#### What is required
Each line containing the word "Albergue" must be collected.

#### Excerpted records
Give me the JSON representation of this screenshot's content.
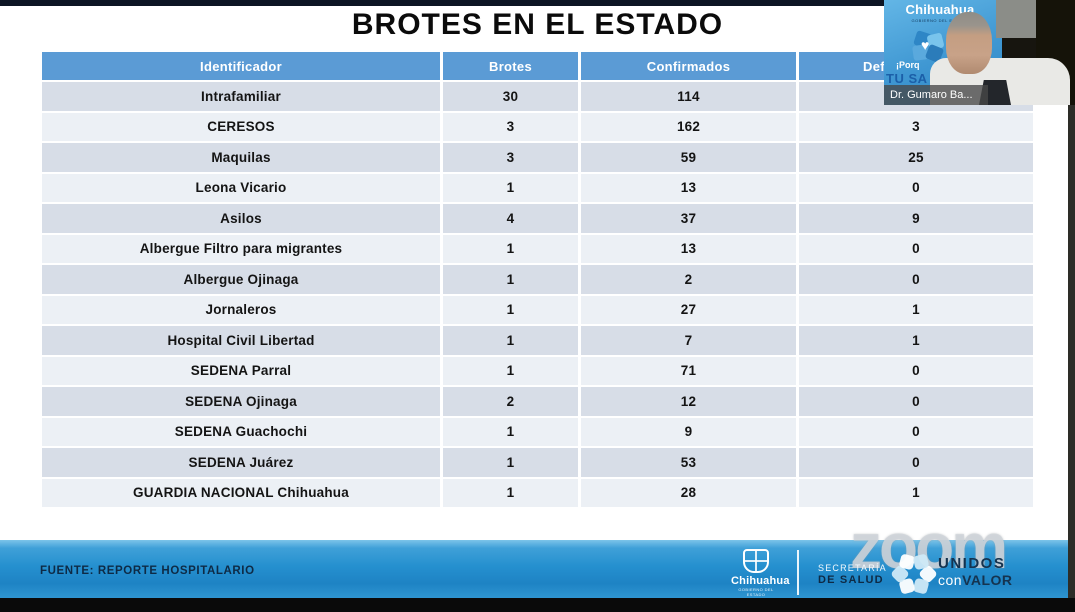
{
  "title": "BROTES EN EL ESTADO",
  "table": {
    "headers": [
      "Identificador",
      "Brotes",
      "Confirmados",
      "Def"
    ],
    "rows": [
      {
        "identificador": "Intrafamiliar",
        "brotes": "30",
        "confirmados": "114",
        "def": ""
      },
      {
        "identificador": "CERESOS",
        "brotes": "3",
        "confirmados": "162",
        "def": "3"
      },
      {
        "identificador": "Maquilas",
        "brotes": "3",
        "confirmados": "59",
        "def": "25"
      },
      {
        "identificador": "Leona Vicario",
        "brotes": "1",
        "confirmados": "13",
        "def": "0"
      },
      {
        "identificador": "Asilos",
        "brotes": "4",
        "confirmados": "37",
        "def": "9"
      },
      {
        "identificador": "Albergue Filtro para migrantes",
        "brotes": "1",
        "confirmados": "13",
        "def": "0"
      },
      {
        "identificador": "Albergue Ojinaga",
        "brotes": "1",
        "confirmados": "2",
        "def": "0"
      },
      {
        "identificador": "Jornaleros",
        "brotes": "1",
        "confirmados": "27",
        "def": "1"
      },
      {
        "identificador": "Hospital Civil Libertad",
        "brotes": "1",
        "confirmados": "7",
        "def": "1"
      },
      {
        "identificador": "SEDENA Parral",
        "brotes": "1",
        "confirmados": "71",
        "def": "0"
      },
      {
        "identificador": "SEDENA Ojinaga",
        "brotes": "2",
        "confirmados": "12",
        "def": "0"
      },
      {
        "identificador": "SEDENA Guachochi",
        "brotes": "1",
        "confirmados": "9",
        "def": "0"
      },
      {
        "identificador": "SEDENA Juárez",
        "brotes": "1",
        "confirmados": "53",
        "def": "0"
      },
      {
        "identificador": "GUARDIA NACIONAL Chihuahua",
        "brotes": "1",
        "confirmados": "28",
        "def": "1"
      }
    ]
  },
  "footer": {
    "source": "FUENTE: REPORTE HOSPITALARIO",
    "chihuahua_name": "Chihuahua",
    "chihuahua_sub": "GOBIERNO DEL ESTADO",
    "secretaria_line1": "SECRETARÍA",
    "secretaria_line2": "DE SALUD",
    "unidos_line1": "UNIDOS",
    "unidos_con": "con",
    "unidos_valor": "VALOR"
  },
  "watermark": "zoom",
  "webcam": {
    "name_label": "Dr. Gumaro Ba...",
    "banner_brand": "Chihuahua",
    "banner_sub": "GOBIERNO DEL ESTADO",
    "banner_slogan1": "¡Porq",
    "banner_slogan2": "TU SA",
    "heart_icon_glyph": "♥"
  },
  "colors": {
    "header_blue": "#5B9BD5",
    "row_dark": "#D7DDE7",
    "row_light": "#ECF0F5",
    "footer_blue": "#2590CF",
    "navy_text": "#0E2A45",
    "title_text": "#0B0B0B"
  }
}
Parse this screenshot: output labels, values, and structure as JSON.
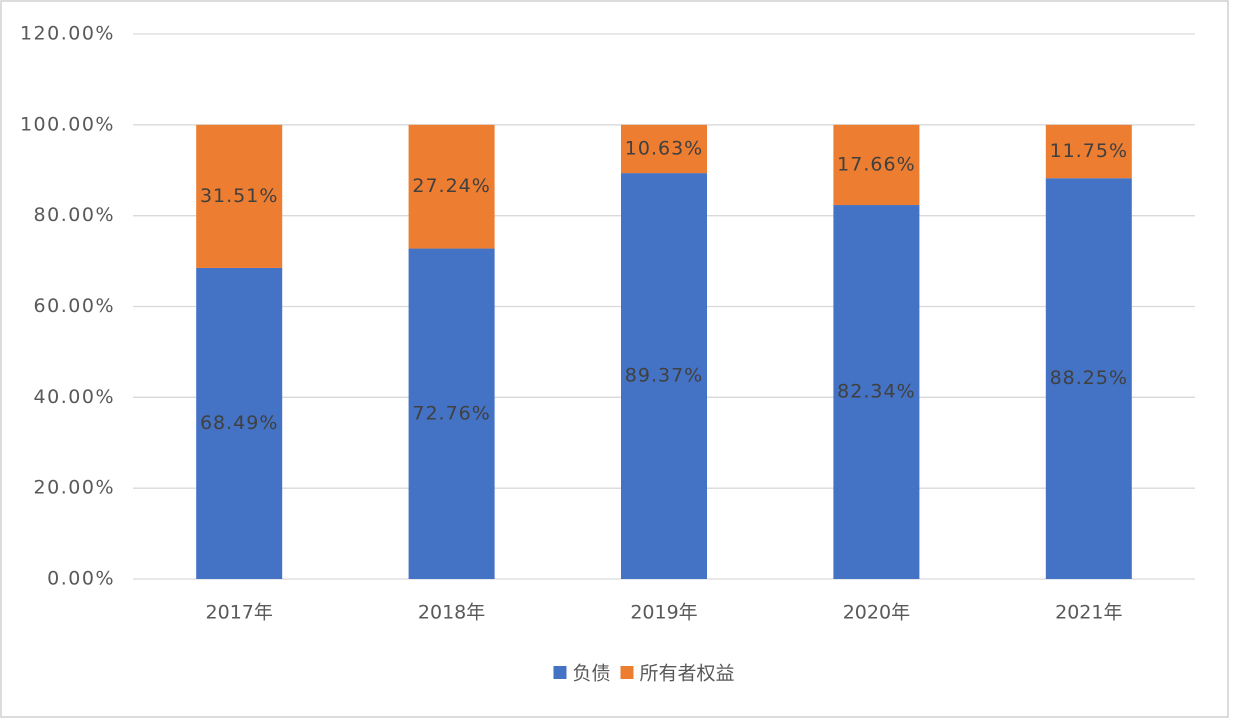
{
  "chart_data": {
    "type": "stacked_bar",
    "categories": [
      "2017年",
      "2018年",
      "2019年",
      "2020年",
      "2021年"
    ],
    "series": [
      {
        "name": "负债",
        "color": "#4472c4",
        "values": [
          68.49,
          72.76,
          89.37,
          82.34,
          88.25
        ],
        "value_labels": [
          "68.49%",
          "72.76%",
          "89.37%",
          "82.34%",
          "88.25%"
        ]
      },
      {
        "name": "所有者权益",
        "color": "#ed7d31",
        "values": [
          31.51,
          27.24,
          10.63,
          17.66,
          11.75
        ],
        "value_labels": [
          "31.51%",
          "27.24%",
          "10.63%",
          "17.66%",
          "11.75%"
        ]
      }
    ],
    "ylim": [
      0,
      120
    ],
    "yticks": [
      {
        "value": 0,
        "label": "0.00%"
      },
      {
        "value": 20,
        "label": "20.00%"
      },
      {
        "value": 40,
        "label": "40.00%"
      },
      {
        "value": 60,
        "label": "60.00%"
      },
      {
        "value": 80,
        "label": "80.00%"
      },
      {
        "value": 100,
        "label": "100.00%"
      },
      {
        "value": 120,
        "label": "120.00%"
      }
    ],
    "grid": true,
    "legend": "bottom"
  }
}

#### Reply
        "identificador": "Albergue Filtro para migrantes",
        "identificador": "Albergue Ojinaga",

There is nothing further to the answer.